» **Information supplied**
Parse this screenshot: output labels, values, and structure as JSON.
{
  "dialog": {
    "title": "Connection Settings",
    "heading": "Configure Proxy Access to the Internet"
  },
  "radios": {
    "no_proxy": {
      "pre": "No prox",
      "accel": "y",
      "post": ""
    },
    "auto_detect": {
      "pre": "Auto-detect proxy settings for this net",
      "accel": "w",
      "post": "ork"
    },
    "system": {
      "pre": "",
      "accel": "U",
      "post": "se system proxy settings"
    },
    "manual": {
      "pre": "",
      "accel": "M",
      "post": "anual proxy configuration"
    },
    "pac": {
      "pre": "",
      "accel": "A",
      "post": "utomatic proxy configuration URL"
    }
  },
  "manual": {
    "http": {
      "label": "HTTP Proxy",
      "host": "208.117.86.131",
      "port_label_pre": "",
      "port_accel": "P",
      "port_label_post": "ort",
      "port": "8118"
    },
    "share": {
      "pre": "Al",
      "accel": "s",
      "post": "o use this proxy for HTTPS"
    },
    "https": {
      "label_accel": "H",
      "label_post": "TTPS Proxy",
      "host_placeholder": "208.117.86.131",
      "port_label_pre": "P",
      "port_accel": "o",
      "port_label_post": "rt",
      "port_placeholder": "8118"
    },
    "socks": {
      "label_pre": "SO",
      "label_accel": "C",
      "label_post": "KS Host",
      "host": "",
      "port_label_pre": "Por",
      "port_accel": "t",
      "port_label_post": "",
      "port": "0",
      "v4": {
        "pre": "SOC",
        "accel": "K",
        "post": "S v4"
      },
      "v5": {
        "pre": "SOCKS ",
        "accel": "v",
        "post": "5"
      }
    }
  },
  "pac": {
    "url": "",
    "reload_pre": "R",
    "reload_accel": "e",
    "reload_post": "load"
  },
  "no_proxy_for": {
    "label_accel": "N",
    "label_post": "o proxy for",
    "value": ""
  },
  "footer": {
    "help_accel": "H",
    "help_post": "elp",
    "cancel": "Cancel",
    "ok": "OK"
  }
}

» **Aim of the exercise**
Check each line of the entries above, and show every one holding the word "configuration".

» **Right answer**
      "post": "anual proxy configuration"
      "post": "utomatic proxy configuration URL"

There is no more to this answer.